= Directions for this task =
Skip the pictures and extract all of the lines exactly as written.

Source data:

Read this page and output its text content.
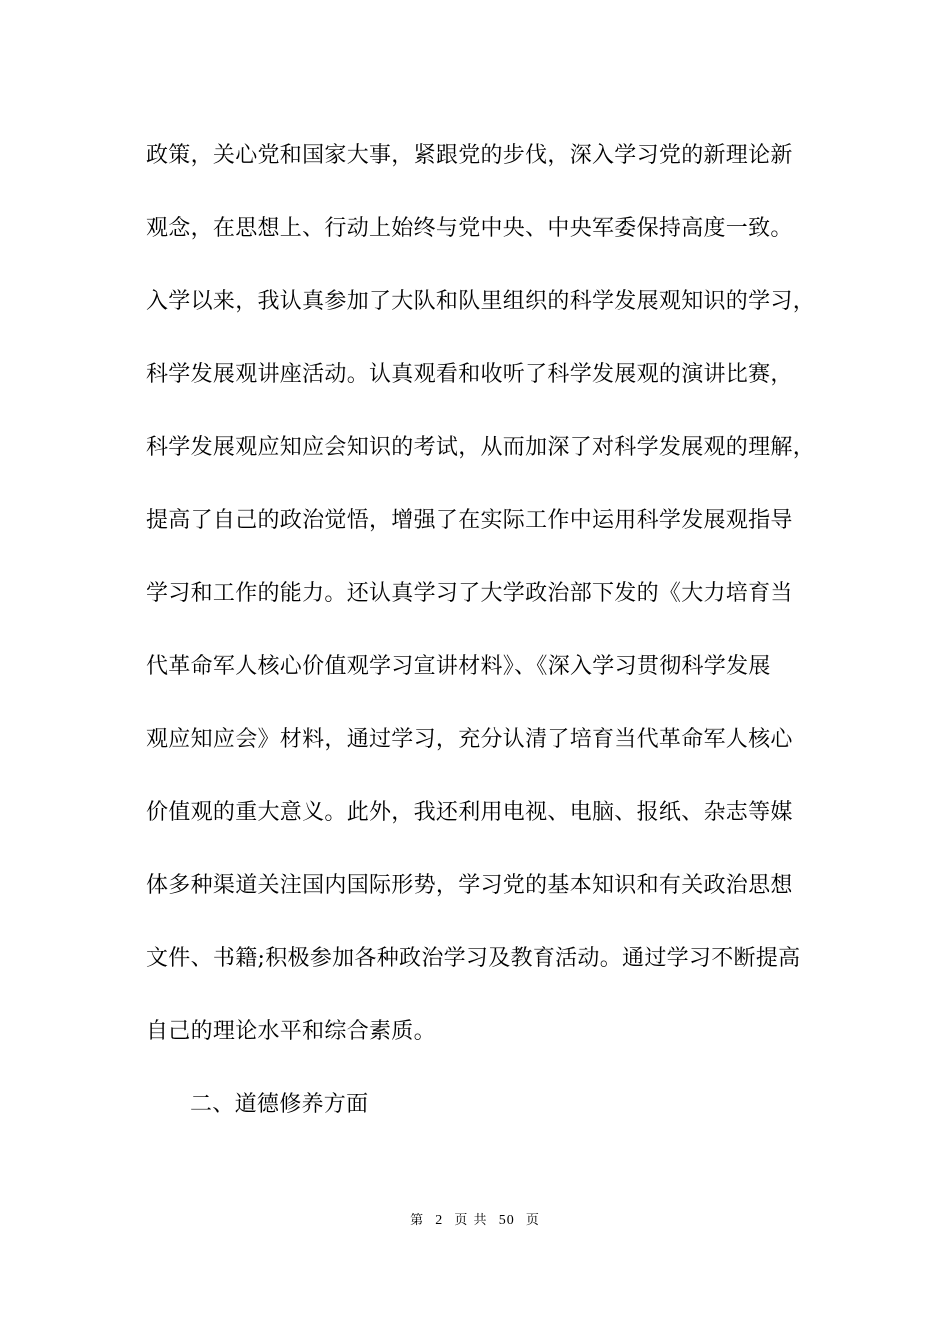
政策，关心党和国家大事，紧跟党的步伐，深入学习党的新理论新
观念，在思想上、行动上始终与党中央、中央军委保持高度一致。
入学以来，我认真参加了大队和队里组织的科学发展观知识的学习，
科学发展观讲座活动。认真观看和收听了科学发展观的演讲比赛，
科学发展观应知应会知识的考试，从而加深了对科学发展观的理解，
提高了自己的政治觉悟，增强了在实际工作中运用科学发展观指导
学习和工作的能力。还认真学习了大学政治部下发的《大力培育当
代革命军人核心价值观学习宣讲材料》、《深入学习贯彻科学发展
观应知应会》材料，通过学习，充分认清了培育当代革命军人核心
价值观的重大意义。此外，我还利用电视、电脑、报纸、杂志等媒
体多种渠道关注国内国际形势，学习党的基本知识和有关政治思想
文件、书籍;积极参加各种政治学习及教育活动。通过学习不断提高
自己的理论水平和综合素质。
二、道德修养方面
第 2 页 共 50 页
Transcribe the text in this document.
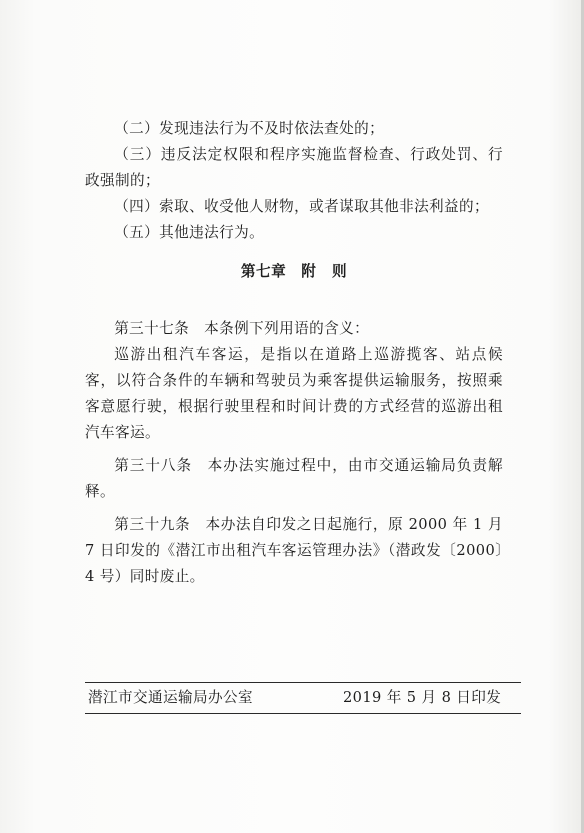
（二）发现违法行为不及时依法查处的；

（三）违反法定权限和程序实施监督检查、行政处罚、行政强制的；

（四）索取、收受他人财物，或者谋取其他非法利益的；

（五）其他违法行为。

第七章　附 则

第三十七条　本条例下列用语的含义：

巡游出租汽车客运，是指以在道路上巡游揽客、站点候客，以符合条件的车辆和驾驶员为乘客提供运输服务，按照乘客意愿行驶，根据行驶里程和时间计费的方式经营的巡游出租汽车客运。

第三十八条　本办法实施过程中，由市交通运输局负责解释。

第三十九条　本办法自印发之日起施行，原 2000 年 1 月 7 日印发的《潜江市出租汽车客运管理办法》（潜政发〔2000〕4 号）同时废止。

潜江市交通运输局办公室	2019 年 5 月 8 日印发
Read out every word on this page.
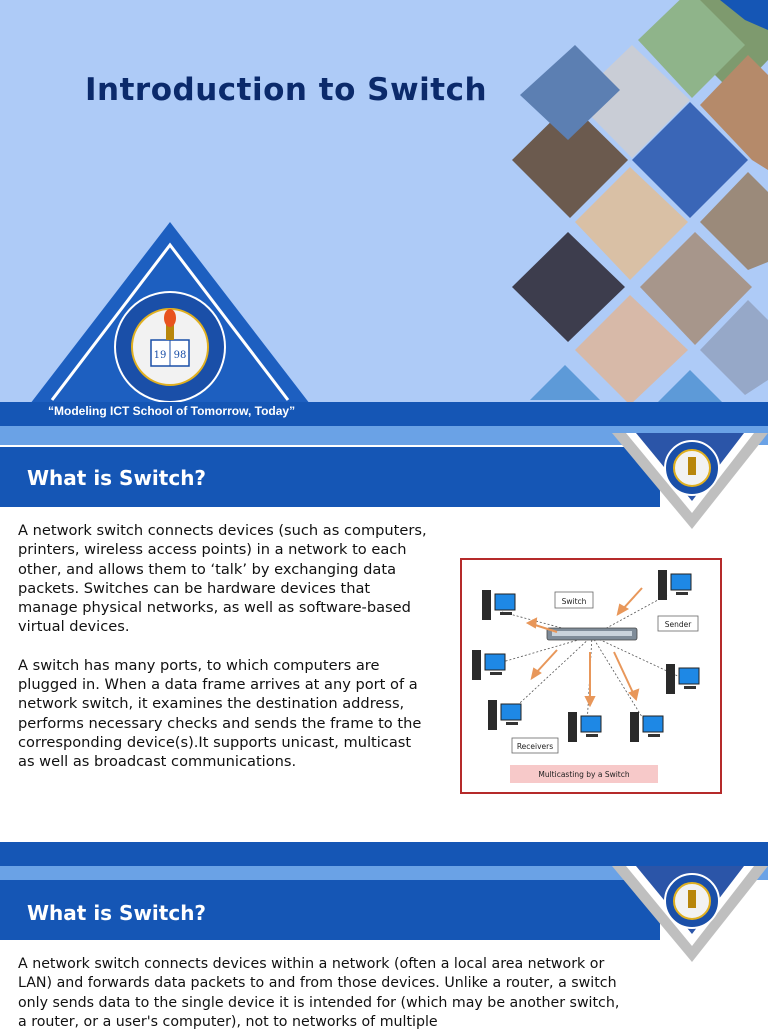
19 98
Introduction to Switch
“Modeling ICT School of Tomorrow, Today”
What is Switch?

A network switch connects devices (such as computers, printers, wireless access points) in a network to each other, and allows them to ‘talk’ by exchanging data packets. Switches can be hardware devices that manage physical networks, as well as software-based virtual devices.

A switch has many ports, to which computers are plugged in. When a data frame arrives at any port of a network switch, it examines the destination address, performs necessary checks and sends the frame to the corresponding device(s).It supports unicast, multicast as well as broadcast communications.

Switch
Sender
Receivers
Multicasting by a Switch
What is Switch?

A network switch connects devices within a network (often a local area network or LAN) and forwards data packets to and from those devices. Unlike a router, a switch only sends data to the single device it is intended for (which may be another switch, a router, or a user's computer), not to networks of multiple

= Task answer =
Read this page and output its text content.
政策，关心党和国家大事，紧跟党的步伐，深入学习党的新理论新
观念，在思想上、行动上始终与党中央、中央军委保持高度一致。
入学以来，我认真参加了大队和队里组织的科学发展观知识的学习，
科学发展观讲座活动。认真观看和收听了科学发展观的演讲比赛，
科学发展观应知应会知识的考试，从而加深了对科学发展观的理解，
提高了自己的政治觉悟，增强了在实际工作中运用科学发展观指导
学习和工作的能力。还认真学习了大学政治部下发的《大力培育当
代革命军人核心价值观学习宣讲材料》、《深入学习贯彻科学发展
观应知应会》材料，通过学习，充分认清了培育当代革命军人核心
价值观的重大意义。此外，我还利用电视、电脑、报纸、杂志等媒
体多种渠道关注国内国际形势，学习党的基本知识和有关政治思想
文件、书籍;积极参加各种政治学习及教育活动。通过学习不断提高
自己的理论水平和综合素质。
二、道德修养方面
第 2 页 共 50 页
Transcribe the text in this document.
（二）发现违法行为不及时依法查处的；

（三）违反法定权限和程序实施监督检查、行政处罚、行政强制的；

（四）索取、收受他人财物，或者谋取其他非法利益的；

（五）其他违法行为。

第七章　附 则

第三十七条　本条例下列用语的含义：

巡游出租汽车客运，是指以在道路上巡游揽客、站点候客，以符合条件的车辆和驾驶员为乘客提供运输服务，按照乘客意愿行驶，根据行驶里程和时间计费的方式经营的巡游出租汽车客运。

第三十八条　本办法实施过程中，由市交通运输局负责解释。

第三十九条　本办法自印发之日起施行，原 2000 年 1 月 7 日印发的《潜江市出租汽车客运管理办法》（潜政发〔2000〕4 号）同时废止。

潜江市交通运输局办公室	2019 年 5 月 8 日印发
Read out every word on this page.
19 98
Introduction to Switch
“Modeling ICT School of Tomorrow, Today”
What is Switch?

A network switch connects devices (such as computers, printers, wireless access points) in a network to each other, and allows them to ‘talk’ by exchanging data packets. Switches can be hardware devices that manage physical networks, as well as software-based virtual devices.

A switch has many ports, to which computers are plugged in. When a data frame arrives at any port of a network switch, it examines the destination address, performs necessary checks and sends the frame to the corresponding device(s).It supports unicast, multicast as well as broadcast communications.

Switch
Sender
Receivers
Multicasting by a Switch
What is Switch?

A network switch connects devices within a network (often a local area network or LAN) and forwards data packets to and from those devices. Unlike a router, a switch only sends data to the single device it is intended for (which may be another switch, a router, or a user's computer), not to networks of multiple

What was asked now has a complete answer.